— start RECORDS SHOWN —
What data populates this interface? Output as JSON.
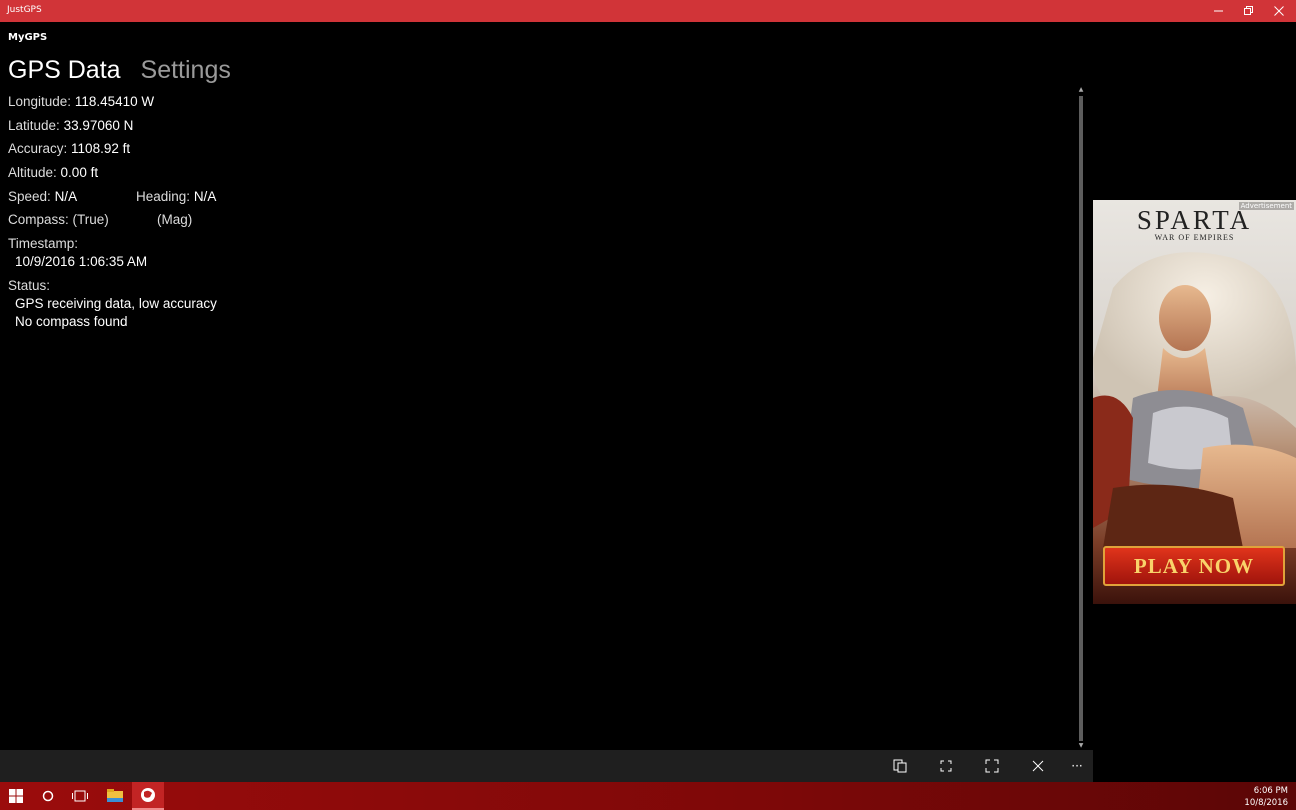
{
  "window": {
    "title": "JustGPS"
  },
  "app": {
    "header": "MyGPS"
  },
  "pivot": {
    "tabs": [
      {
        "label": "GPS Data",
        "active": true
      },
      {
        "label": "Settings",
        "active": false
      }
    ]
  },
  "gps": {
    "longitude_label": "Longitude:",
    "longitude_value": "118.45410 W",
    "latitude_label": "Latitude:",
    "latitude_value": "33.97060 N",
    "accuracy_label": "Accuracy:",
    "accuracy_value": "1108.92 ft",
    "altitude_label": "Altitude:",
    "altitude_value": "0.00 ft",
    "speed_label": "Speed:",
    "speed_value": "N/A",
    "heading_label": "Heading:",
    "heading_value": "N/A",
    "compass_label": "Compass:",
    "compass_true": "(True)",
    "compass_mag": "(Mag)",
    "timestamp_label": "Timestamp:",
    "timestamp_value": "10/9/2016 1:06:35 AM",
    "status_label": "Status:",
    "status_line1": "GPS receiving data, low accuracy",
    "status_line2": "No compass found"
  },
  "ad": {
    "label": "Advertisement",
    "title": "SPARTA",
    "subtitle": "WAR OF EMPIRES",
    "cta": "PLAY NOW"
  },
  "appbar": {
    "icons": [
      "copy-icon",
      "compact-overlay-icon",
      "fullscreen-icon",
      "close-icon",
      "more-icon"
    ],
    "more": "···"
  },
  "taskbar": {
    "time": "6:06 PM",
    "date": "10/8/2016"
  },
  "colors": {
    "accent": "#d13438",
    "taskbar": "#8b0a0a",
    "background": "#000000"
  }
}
— end RECORDS SHOWN —
— start RECORDS SHOWN —
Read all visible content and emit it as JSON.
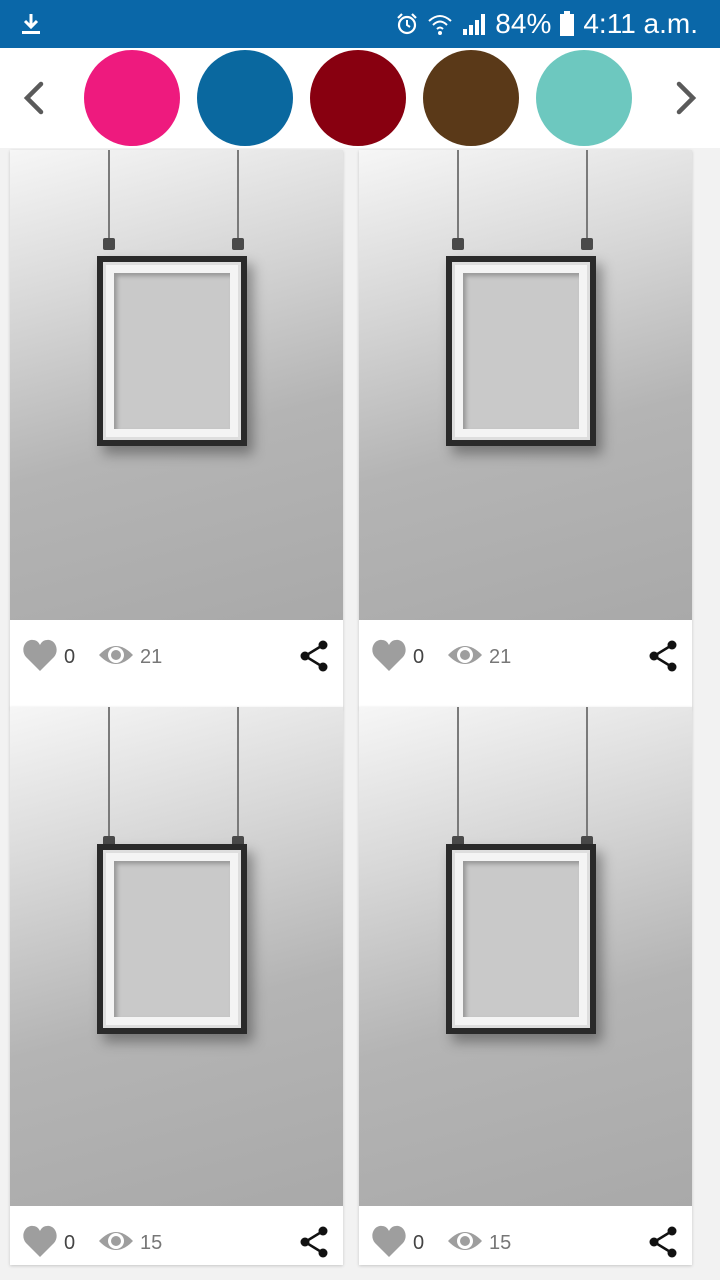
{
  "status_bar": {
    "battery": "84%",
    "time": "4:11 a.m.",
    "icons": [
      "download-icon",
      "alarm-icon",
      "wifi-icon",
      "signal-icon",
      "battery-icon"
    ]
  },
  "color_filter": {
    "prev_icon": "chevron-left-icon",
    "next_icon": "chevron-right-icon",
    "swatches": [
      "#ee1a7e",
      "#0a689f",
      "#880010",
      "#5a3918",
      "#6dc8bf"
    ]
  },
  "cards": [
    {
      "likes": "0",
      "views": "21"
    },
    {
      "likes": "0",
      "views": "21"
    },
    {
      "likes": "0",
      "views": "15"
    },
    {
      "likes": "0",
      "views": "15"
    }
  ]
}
— end RECORDS SHOWN —
### [GOAL]
Search the records for the string "chevron" and return every line in which it occurs.

### [EXPECTED ANSWER]
    "prev_icon": "chevron-left-icon",
    "next_icon": "chevron-right-icon",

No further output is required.